#### [Task to complete]
Can you quote the lines below exactly, starting at the line with "What data was" and going through the last one?

#### [Data supplied]
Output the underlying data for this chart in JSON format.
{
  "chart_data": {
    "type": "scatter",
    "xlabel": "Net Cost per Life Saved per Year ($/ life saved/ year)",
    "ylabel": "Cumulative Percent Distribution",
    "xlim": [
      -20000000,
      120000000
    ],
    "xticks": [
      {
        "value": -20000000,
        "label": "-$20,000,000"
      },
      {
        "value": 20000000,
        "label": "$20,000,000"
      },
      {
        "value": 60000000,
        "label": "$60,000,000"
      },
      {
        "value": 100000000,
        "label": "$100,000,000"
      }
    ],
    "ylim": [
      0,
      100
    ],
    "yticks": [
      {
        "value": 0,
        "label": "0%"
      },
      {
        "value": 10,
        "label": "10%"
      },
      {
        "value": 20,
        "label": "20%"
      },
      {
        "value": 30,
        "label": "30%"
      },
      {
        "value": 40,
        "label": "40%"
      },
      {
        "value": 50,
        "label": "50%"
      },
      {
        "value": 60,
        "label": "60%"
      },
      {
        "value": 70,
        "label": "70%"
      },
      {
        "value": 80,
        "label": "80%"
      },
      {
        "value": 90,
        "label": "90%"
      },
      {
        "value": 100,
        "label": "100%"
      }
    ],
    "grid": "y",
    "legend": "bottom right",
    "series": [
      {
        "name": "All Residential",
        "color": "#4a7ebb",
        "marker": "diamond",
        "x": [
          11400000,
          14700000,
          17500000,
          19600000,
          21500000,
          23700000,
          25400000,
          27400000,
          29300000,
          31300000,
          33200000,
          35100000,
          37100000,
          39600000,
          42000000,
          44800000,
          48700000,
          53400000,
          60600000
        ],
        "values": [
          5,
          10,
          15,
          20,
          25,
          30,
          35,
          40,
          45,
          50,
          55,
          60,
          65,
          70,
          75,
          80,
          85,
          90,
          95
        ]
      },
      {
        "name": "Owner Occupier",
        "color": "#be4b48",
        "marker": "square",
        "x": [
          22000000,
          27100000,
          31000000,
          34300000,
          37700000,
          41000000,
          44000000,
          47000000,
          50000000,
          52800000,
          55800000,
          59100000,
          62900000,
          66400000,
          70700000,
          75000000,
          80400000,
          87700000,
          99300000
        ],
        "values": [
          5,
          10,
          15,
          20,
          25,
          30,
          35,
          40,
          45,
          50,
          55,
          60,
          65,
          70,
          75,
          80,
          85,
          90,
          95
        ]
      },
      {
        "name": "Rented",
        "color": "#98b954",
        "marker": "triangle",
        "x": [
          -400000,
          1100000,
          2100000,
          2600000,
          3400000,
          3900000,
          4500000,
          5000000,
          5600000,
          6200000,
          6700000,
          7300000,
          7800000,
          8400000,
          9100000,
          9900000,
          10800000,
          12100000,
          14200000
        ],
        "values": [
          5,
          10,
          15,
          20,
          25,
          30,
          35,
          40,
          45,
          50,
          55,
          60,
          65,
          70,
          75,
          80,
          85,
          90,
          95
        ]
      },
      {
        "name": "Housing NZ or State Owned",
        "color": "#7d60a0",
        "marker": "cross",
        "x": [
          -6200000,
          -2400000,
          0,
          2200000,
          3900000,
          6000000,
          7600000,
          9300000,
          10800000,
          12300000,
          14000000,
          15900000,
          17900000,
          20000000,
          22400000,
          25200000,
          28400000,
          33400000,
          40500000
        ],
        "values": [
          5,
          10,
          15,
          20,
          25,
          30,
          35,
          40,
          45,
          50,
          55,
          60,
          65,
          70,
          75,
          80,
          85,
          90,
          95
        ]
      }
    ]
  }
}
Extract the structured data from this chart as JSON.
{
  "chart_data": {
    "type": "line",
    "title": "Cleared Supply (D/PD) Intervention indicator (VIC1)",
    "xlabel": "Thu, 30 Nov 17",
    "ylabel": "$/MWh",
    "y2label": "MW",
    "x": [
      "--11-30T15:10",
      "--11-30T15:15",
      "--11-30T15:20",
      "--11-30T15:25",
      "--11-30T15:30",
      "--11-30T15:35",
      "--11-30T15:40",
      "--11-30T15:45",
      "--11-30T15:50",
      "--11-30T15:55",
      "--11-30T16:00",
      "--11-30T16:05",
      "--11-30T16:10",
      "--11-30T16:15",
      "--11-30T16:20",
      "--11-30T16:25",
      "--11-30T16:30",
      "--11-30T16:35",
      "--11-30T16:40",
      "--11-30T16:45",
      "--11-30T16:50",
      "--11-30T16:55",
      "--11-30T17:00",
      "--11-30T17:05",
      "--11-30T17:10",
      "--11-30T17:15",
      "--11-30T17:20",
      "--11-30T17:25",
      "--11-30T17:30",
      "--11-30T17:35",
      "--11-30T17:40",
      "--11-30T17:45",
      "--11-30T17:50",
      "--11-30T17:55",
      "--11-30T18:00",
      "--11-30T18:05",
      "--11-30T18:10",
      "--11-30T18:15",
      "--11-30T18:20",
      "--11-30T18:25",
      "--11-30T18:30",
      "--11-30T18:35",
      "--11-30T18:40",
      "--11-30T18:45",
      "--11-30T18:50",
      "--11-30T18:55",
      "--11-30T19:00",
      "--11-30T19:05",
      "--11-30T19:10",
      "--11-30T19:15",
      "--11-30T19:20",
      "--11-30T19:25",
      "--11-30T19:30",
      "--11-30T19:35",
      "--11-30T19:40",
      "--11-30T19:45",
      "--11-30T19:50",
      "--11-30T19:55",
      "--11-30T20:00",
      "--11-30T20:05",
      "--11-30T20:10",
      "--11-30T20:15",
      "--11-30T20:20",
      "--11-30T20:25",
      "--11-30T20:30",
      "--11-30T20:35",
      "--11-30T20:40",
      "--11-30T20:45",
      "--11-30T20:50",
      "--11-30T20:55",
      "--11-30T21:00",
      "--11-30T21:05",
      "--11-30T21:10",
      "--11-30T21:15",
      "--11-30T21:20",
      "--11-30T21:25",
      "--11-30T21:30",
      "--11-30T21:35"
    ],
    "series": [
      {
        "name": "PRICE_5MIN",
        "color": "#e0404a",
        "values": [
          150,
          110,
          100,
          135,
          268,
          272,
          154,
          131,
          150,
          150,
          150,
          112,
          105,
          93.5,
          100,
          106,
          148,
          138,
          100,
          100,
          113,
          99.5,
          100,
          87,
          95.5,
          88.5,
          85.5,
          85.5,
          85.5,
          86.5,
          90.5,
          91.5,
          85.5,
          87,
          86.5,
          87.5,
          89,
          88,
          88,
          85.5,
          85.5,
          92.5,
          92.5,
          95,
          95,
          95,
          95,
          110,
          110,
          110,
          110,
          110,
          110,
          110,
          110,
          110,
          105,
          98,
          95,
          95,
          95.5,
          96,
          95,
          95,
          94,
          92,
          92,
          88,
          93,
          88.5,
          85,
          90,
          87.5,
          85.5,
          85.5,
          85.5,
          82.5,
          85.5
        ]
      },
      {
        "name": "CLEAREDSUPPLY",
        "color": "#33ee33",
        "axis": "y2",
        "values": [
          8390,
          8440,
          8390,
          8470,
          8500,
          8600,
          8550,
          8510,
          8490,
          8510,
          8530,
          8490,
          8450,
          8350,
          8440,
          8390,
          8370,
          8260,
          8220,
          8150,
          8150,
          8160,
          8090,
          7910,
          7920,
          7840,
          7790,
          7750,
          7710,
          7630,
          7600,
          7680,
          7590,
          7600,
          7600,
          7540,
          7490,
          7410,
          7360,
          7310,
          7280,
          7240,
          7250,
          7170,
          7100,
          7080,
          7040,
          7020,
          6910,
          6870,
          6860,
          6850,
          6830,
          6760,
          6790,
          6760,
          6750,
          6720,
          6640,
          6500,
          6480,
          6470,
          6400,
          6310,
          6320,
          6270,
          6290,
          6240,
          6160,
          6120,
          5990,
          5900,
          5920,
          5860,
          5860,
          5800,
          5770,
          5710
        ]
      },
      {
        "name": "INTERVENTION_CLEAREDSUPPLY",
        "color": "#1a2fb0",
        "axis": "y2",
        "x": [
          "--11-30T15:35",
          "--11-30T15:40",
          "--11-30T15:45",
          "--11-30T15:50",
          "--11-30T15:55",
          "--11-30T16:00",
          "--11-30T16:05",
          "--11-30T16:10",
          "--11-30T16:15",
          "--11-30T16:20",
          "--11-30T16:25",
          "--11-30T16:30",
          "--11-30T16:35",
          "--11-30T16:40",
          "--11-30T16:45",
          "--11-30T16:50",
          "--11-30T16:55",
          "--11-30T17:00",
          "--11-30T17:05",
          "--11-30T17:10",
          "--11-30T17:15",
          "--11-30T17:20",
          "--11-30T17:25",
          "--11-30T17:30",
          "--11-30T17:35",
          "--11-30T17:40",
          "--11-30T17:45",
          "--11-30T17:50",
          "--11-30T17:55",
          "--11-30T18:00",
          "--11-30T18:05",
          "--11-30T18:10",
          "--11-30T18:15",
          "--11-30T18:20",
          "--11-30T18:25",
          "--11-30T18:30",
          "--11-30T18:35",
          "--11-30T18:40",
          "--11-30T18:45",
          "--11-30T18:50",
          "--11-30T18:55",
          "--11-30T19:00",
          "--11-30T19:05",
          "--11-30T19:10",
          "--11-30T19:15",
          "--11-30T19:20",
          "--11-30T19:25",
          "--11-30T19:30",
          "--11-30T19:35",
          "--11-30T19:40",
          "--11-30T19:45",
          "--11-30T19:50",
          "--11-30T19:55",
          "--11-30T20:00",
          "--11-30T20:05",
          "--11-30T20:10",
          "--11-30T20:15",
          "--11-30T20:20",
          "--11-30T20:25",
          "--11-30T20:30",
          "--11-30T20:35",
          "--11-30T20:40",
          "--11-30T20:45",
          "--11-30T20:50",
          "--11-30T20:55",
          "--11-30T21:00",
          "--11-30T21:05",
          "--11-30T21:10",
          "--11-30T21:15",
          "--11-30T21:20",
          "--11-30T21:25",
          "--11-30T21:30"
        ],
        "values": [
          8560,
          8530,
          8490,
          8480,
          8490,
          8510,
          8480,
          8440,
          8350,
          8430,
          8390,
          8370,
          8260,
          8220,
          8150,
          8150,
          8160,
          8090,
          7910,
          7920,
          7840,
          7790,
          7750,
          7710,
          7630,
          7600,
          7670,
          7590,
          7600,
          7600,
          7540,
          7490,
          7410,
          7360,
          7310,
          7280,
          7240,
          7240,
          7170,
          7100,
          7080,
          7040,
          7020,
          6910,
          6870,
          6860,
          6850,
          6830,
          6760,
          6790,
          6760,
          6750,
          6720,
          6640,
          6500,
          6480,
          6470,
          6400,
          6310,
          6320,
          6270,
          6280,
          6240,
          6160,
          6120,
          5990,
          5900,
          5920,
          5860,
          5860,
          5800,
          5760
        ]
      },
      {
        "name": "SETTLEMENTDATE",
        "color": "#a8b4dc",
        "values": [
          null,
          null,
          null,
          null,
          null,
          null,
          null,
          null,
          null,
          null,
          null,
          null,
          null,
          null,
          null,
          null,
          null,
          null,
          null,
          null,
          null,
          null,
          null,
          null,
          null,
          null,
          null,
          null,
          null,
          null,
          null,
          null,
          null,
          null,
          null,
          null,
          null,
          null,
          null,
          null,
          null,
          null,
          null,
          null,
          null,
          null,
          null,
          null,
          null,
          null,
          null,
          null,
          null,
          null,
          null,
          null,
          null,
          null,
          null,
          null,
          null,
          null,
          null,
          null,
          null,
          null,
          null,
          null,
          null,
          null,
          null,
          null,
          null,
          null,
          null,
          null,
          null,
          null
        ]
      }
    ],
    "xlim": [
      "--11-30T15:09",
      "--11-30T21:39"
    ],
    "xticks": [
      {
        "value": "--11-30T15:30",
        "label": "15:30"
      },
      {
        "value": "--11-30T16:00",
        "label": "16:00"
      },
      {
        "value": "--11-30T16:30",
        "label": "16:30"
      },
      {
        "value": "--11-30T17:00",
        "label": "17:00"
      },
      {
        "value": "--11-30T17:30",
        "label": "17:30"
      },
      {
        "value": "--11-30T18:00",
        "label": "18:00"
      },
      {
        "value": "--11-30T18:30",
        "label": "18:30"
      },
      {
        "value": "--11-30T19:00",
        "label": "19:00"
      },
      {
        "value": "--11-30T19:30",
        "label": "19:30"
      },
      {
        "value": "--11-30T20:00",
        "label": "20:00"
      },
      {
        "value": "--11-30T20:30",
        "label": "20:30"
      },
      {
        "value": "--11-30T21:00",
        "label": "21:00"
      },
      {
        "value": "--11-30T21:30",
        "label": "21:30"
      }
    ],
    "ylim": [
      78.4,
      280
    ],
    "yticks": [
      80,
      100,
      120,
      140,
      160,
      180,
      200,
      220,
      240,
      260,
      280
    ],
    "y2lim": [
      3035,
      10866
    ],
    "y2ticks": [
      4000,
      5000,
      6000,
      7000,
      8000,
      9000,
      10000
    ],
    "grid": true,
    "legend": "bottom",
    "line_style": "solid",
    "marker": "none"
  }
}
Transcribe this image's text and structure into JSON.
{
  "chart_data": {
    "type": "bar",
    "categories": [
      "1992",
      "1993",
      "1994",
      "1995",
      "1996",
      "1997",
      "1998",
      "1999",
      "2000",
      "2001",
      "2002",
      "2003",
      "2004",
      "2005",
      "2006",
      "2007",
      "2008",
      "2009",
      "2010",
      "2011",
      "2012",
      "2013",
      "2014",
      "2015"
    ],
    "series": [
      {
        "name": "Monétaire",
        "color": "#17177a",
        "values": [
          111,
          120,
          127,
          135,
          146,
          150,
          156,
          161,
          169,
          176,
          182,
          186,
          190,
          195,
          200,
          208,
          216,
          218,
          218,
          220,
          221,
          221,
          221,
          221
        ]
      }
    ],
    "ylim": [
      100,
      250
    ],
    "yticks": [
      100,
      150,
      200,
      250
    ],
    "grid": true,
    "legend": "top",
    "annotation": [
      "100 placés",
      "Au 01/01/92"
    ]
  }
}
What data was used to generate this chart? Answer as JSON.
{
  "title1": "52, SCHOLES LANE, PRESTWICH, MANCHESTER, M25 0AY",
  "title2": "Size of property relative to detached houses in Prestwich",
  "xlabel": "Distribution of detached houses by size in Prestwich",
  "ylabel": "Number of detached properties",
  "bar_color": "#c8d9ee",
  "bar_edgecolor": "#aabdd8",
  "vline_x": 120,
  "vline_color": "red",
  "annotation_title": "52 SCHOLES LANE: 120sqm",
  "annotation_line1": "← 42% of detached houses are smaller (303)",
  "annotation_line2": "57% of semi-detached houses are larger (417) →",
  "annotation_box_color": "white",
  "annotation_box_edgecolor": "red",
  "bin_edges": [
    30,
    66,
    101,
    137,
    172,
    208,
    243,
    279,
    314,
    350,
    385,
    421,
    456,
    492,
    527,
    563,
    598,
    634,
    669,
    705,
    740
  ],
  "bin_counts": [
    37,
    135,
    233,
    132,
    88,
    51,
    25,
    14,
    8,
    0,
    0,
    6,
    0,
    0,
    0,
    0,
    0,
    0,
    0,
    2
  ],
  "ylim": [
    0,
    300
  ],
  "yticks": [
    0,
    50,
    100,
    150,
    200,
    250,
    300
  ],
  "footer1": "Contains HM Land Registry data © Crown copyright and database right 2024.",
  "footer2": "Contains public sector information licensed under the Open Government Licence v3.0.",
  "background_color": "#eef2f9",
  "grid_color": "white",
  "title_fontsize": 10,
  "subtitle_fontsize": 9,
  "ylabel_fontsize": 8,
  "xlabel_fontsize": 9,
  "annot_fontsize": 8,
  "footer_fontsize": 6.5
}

#### [Result for this task]
What data was used to generate this chart? Answer as JSON.
{
  "title1": "52, SCHOLES LANE, PRESTWICH, MANCHESTER, M25 0AY",
  "title2": "Size of property relative to detached houses in Prestwich",
  "xlabel": "Distribution of detached houses by size in Prestwich",
  "ylabel": "Number of detached properties",
  "bar_color": "#c8d9ee",
  "bar_edgecolor": "#aabdd8",
  "vline_x": 120,
  "vline_color": "red",
  "annotation_title": "52 SCHOLES LANE: 120sqm",
  "annotation_line1": "← 42% of detached houses are smaller (303)",
  "annotation_line2": "57% of semi-detached houses are larger (417) →",
  "annotation_box_color": "white",
  "annotation_box_edgecolor": "red",
  "bin_edges": [
    30,
    66,
    101,
    137,
    172,
    208,
    243,
    279,
    314,
    350,
    385,
    421,
    456,
    492,
    527,
    563,
    598,
    634,
    669,
    705,
    740
  ],
  "bin_counts": [
    37,
    135,
    233,
    132,
    88,
    51,
    25,
    14,
    8,
    0,
    0,
    6,
    0,
    0,
    0,
    0,
    0,
    0,
    0,
    2
  ],
  "ylim": [
    0,
    300
  ],
  "yticks": [
    0,
    50,
    100,
    150,
    200,
    250,
    300
  ],
  "footer1": "Contains HM Land Registry data © Crown copyright and database right 2024.",
  "footer2": "Contains public sector information licensed under the Open Government Licence v3.0.",
  "background_color": "#eef2f9",
  "grid_color": "white",
  "title_fontsize": 10,
  "subtitle_fontsize": 9,
  "ylabel_fontsize": 8,
  "xlabel_fontsize": 9,
  "annot_fontsize": 8,
  "footer_fontsize": 6.5
}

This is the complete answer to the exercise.